*What is needed*
Each line of the material must be repeated precisely, with the pictures left out.

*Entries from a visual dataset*
--

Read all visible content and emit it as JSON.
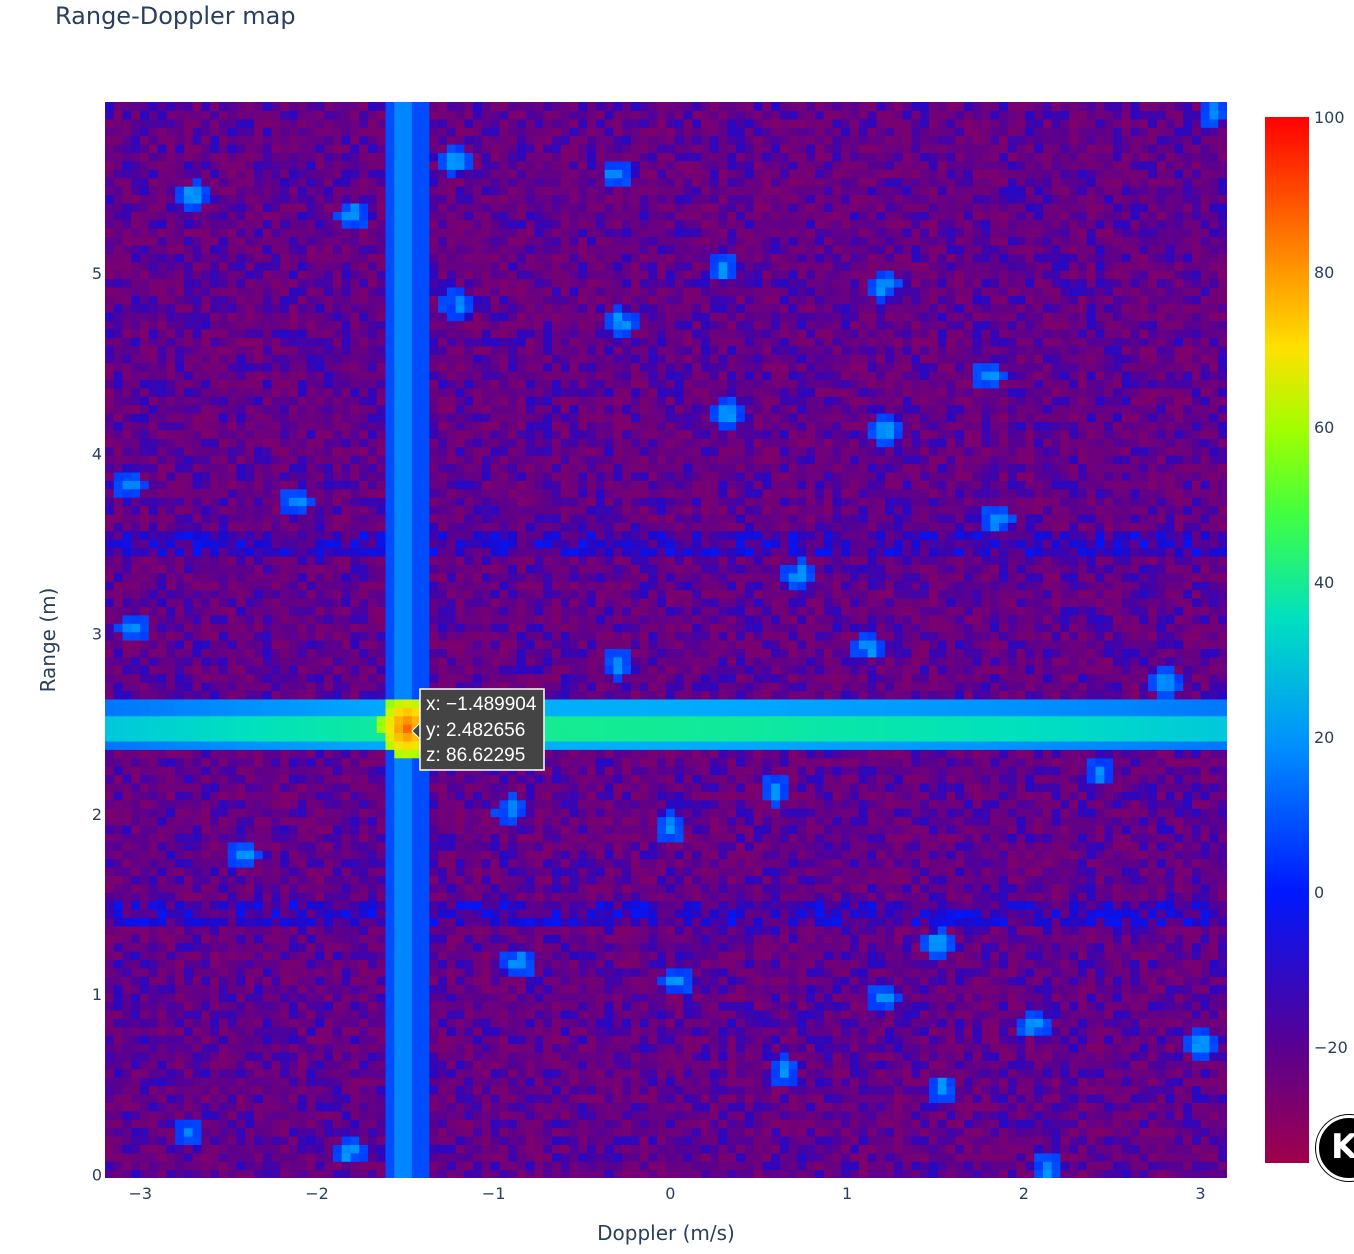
{
  "chart_data": {
    "type": "heatmap",
    "title": "Range-Doppler map",
    "xlabel": "Doppler (m/s)",
    "ylabel": "Range (m)",
    "xlim": [
      -3.2,
      3.15
    ],
    "ylim": [
      -0.02,
      5.95
    ],
    "x_ticks": [
      "−3",
      "−2",
      "−1",
      "0",
      "1",
      "2",
      "3"
    ],
    "x_tick_values": [
      -3,
      -2,
      -1,
      0,
      1,
      2,
      3
    ],
    "y_ticks": [
      "0",
      "1",
      "2",
      "3",
      "4",
      "5"
    ],
    "y_tick_values": [
      0,
      1,
      2,
      3,
      4,
      5
    ],
    "colorscale": "jet-like (dark red, purple, blue, cyan, green, yellow, orange, red)",
    "colorbar": {
      "range": [
        -35,
        100
      ],
      "tick_labels": [
        "100",
        "80",
        "60",
        "40",
        "20",
        "0",
        "−20"
      ],
      "tick_values": [
        100,
        80,
        60,
        40,
        20,
        0,
        -20
      ]
    },
    "background_level": -22,
    "features": {
      "range_ridge": {
        "range": 2.48,
        "level_min": 10,
        "level_max": 28
      },
      "doppler_ridge": {
        "doppler": -1.49,
        "level": 5
      },
      "peak": {
        "doppler": -1.489904,
        "range": 2.482656,
        "value": 86.62295
      }
    },
    "scattered_points": [
      [
        -1.22,
        5.63
      ],
      [
        -0.3,
        5.55
      ],
      [
        -2.7,
        5.43
      ],
      [
        -1.8,
        5.33
      ],
      [
        0.3,
        5.03
      ],
      [
        1.2,
        4.93
      ],
      [
        -1.2,
        4.83
      ],
      [
        -0.28,
        4.73
      ],
      [
        1.8,
        4.43
      ],
      [
        0.32,
        4.23
      ],
      [
        1.22,
        4.13
      ],
      [
        3.07,
        5.9
      ],
      [
        -3.07,
        3.83
      ],
      [
        -2.12,
        3.73
      ],
      [
        1.84,
        3.63
      ],
      [
        -3.03,
        3.03
      ],
      [
        1.12,
        2.93
      ],
      [
        2.8,
        2.73
      ],
      [
        0.6,
        2.13
      ],
      [
        0.0,
        1.93
      ],
      [
        -0.9,
        2.03
      ],
      [
        1.52,
        1.28
      ],
      [
        -0.86,
        1.18
      ],
      [
        0.04,
        1.08
      ],
      [
        1.2,
        0.98
      ],
      [
        2.05,
        0.83
      ],
      [
        3.0,
        0.73
      ],
      [
        0.64,
        0.58
      ],
      [
        1.54,
        0.48
      ],
      [
        -2.73,
        0.23
      ],
      [
        -1.82,
        0.13
      ],
      [
        2.13,
        0.03
      ],
      [
        -2.42,
        1.78
      ],
      [
        2.43,
        2.23
      ],
      [
        -0.3,
        2.83
      ],
      [
        0.73,
        3.33
      ]
    ],
    "tooltip": {
      "x": "x: −1.489904",
      "y": "y: 2.482656",
      "z": "z: 86.62295"
    }
  },
  "logo": {
    "icon": "logo-badge-icon",
    "glyph": "K"
  }
}
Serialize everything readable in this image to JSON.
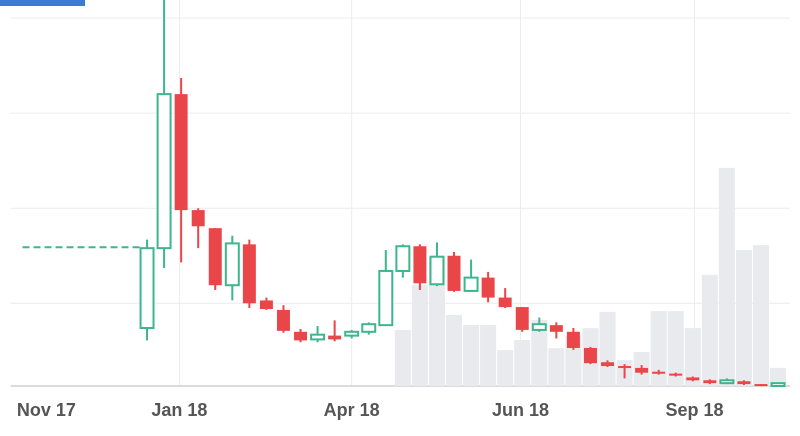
{
  "chart_data": {
    "type": "candlestick",
    "x": [
      8,
      9,
      10,
      11,
      12,
      13,
      14,
      15,
      16,
      17,
      18,
      19,
      20,
      21,
      22,
      23,
      24,
      25,
      26,
      27,
      28,
      29,
      30,
      31,
      32,
      33,
      34,
      35,
      36,
      37,
      38,
      39,
      40,
      41,
      42,
      43,
      44,
      45
    ],
    "open": [
      0.74,
      1.58,
      3.2,
      1.98,
      1.79,
      1.19,
      1.62,
      1.03,
      0.93,
      0.7,
      0.62,
      0.66,
      0.66,
      0.7,
      0.77,
      1.34,
      1.6,
      1.2,
      1.5,
      1.13,
      1.27,
      1.06,
      0.96,
      0.72,
      0.77,
      0.7,
      0.53,
      0.38,
      0.34,
      0.32,
      0.28,
      0.26,
      0.22,
      0.19,
      0.16,
      0.18,
      0.15,
      0.13
    ],
    "high": [
      1.67,
      4.19,
      3.37,
      2.0,
      1.79,
      1.71,
      1.67,
      1.06,
      0.98,
      0.73,
      0.76,
      0.82,
      0.72,
      0.8,
      1.56,
      1.62,
      1.62,
      1.64,
      1.54,
      1.46,
      1.33,
      1.16,
      0.96,
      0.85,
      0.8,
      0.74,
      0.54,
      0.4,
      0.36,
      0.35,
      0.3,
      0.27,
      0.23,
      0.2,
      0.21,
      0.19,
      0.15,
      0.16
    ],
    "low": [
      0.61,
      1.37,
      1.43,
      1.58,
      1.14,
      1.03,
      0.95,
      0.93,
      0.69,
      0.59,
      0.59,
      0.6,
      0.63,
      0.67,
      0.77,
      1.27,
      1.14,
      1.18,
      1.12,
      1.12,
      1.01,
      0.95,
      0.7,
      0.7,
      0.63,
      0.51,
      0.36,
      0.33,
      0.21,
      0.25,
      0.25,
      0.23,
      0.18,
      0.15,
      0.15,
      0.14,
      0.13,
      0.13
    ],
    "close": [
      1.58,
      3.2,
      1.98,
      1.81,
      1.19,
      1.63,
      1.0,
      0.94,
      0.71,
      0.61,
      0.67,
      0.62,
      0.7,
      0.78,
      1.34,
      1.6,
      1.21,
      1.49,
      1.13,
      1.27,
      1.06,
      0.96,
      0.72,
      0.78,
      0.7,
      0.53,
      0.37,
      0.34,
      0.32,
      0.27,
      0.26,
      0.24,
      0.19,
      0.16,
      0.19,
      0.15,
      0.14,
      0.16
    ],
    "volume": [
      null,
      null,
      null,
      null,
      null,
      null,
      null,
      null,
      null,
      null,
      null,
      null,
      null,
      null,
      null,
      14.5,
      26.2,
      33.2,
      18.4,
      15.8,
      15.8,
      9.3,
      11.9,
      17.1,
      9.8,
      13.0,
      15.0,
      19.2,
      6.7,
      8.8,
      19.4,
      19.4,
      15.0,
      28.8,
      56.5,
      35.2,
      36.5,
      4.7
    ],
    "up_color": "#3db68d",
    "down_color": "#ea4548",
    "volume_color": "#e8eaee",
    "reference_line": {
      "x": [
        0.7,
        7.6
      ],
      "value": 1.59
    },
    "xlim": [
      0,
      45.7
    ],
    "xticks": [
      {
        "value": 2.1,
        "label": "Nov 17"
      },
      {
        "value": 9.9,
        "label": "Jan 18"
      },
      {
        "value": 20.0,
        "label": "Apr 18"
      },
      {
        "value": 29.9,
        "label": "Jun 18"
      },
      {
        "value": 40.1,
        "label": "Sep 18"
      }
    ],
    "ylim": [
      0.13,
      4.19
    ],
    "yticks": [
      1,
      2,
      3,
      4
    ],
    "y2lim": [
      0,
      100
    ],
    "grid": true
  }
}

--

*Task answer*
Read all visible content and emit it as JSON.
{
  "chart_data": {
    "type": "heatmap",
    "title": "Range-Doppler map",
    "xlabel": "Doppler (m/s)",
    "ylabel": "Range (m)",
    "xlim": [
      -3.2,
      3.15
    ],
    "ylim": [
      -0.02,
      5.95
    ],
    "x_ticks": [
      "−3",
      "−2",
      "−1",
      "0",
      "1",
      "2",
      "3"
    ],
    "x_tick_values": [
      -3,
      -2,
      -1,
      0,
      1,
      2,
      3
    ],
    "y_ticks": [
      "0",
      "1",
      "2",
      "3",
      "4",
      "5"
    ],
    "y_tick_values": [
      0,
      1,
      2,
      3,
      4,
      5
    ],
    "colorscale": "jet-like (dark red, purple, blue, cyan, green, yellow, orange, red)",
    "colorbar": {
      "range": [
        -35,
        100
      ],
      "tick_labels": [
        "100",
        "80",
        "60",
        "40",
        "20",
        "0",
        "−20"
      ],
      "tick_values": [
        100,
        80,
        60,
        40,
        20,
        0,
        -20
      ]
    },
    "background_level": -22,
    "features": {
      "range_ridge": {
        "range": 2.48,
        "level_min": 10,
        "level_max": 28
      },
      "doppler_ridge": {
        "doppler": -1.49,
        "level": 5
      },
      "peak": {
        "doppler": -1.489904,
        "range": 2.482656,
        "value": 86.62295
      }
    },
    "scattered_points": [
      [
        -1.22,
        5.63
      ],
      [
        -0.3,
        5.55
      ],
      [
        -2.7,
        5.43
      ],
      [
        -1.8,
        5.33
      ],
      [
        0.3,
        5.03
      ],
      [
        1.2,
        4.93
      ],
      [
        -1.2,
        4.83
      ],
      [
        -0.28,
        4.73
      ],
      [
        1.8,
        4.43
      ],
      [
        0.32,
        4.23
      ],
      [
        1.22,
        4.13
      ],
      [
        3.07,
        5.9
      ],
      [
        -3.07,
        3.83
      ],
      [
        -2.12,
        3.73
      ],
      [
        1.84,
        3.63
      ],
      [
        -3.03,
        3.03
      ],
      [
        1.12,
        2.93
      ],
      [
        2.8,
        2.73
      ],
      [
        0.6,
        2.13
      ],
      [
        0.0,
        1.93
      ],
      [
        -0.9,
        2.03
      ],
      [
        1.52,
        1.28
      ],
      [
        -0.86,
        1.18
      ],
      [
        0.04,
        1.08
      ],
      [
        1.2,
        0.98
      ],
      [
        2.05,
        0.83
      ],
      [
        3.0,
        0.73
      ],
      [
        0.64,
        0.58
      ],
      [
        1.54,
        0.48
      ],
      [
        -2.73,
        0.23
      ],
      [
        -1.82,
        0.13
      ],
      [
        2.13,
        0.03
      ],
      [
        -2.42,
        1.78
      ],
      [
        2.43,
        2.23
      ],
      [
        -0.3,
        2.83
      ],
      [
        0.73,
        3.33
      ]
    ],
    "tooltip": {
      "x": "x: −1.489904",
      "y": "y: 2.482656",
      "z": "z: 86.62295"
    }
  },
  "logo": {
    "icon": "logo-badge-icon",
    "glyph": "K"
  }
}
Serialize everything readable in this image to JSON.
{
  "chart_data": {
    "type": "candlestick",
    "x": [
      8,
      9,
      10,
      11,
      12,
      13,
      14,
      15,
      16,
      17,
      18,
      19,
      20,
      21,
      22,
      23,
      24,
      25,
      26,
      27,
      28,
      29,
      30,
      31,
      32,
      33,
      34,
      35,
      36,
      37,
      38,
      39,
      40,
      41,
      42,
      43,
      44,
      45
    ],
    "open": [
      0.74,
      1.58,
      3.2,
      1.98,
      1.79,
      1.19,
      1.62,
      1.03,
      0.93,
      0.7,
      0.62,
      0.66,
      0.66,
      0.7,
      0.77,
      1.34,
      1.6,
      1.2,
      1.5,
      1.13,
      1.27,
      1.06,
      0.96,
      0.72,
      0.77,
      0.7,
      0.53,
      0.38,
      0.34,
      0.32,
      0.28,
      0.26,
      0.22,
      0.19,
      0.16,
      0.18,
      0.15,
      0.13
    ],
    "high": [
      1.67,
      4.19,
      3.37,
      2.0,
      1.79,
      1.71,
      1.67,
      1.06,
      0.98,
      0.73,
      0.76,
      0.82,
      0.72,
      0.8,
      1.56,
      1.62,
      1.62,
      1.64,
      1.54,
      1.46,
      1.33,
      1.16,
      0.96,
      0.85,
      0.8,
      0.74,
      0.54,
      0.4,
      0.36,
      0.35,
      0.3,
      0.27,
      0.23,
      0.2,
      0.21,
      0.19,
      0.15,
      0.16
    ],
    "low": [
      0.61,
      1.37,
      1.43,
      1.58,
      1.14,
      1.03,
      0.95,
      0.93,
      0.69,
      0.59,
      0.59,
      0.6,
      0.63,
      0.67,
      0.77,
      1.27,
      1.14,
      1.18,
      1.12,
      1.12,
      1.01,
      0.95,
      0.7,
      0.7,
      0.63,
      0.51,
      0.36,
      0.33,
      0.21,
      0.25,
      0.25,
      0.23,
      0.18,
      0.15,
      0.15,
      0.14,
      0.13,
      0.13
    ],
    "close": [
      1.58,
      3.2,
      1.98,
      1.81,
      1.19,
      1.63,
      1.0,
      0.94,
      0.71,
      0.61,
      0.67,
      0.62,
      0.7,
      0.78,
      1.34,
      1.6,
      1.21,
      1.49,
      1.13,
      1.27,
      1.06,
      0.96,
      0.72,
      0.78,
      0.7,
      0.53,
      0.37,
      0.34,
      0.32,
      0.27,
      0.26,
      0.24,
      0.19,
      0.16,
      0.19,
      0.15,
      0.14,
      0.16
    ],
    "volume": [
      null,
      null,
      null,
      null,
      null,
      null,
      null,
      null,
      null,
      null,
      null,
      null,
      null,
      null,
      null,
      14.5,
      26.2,
      33.2,
      18.4,
      15.8,
      15.8,
      9.3,
      11.9,
      17.1,
      9.8,
      13.0,
      15.0,
      19.2,
      6.7,
      8.8,
      19.4,
      19.4,
      15.0,
      28.8,
      56.5,
      35.2,
      36.5,
      4.7
    ],
    "up_color": "#3db68d",
    "down_color": "#ea4548",
    "volume_color": "#e8eaee",
    "reference_line": {
      "x": [
        0.7,
        7.6
      ],
      "value": 1.59
    },
    "xlim": [
      0,
      45.7
    ],
    "xticks": [
      {
        "value": 2.1,
        "label": "Nov 17"
      },
      {
        "value": 9.9,
        "label": "Jan 18"
      },
      {
        "value": 20.0,
        "label": "Apr 18"
      },
      {
        "value": 29.9,
        "label": "Jun 18"
      },
      {
        "value": 40.1,
        "label": "Sep 18"
      }
    ],
    "ylim": [
      0.13,
      4.19
    ],
    "yticks": [
      1,
      2,
      3,
      4
    ],
    "y2lim": [
      0,
      100
    ],
    "grid": true
  }
}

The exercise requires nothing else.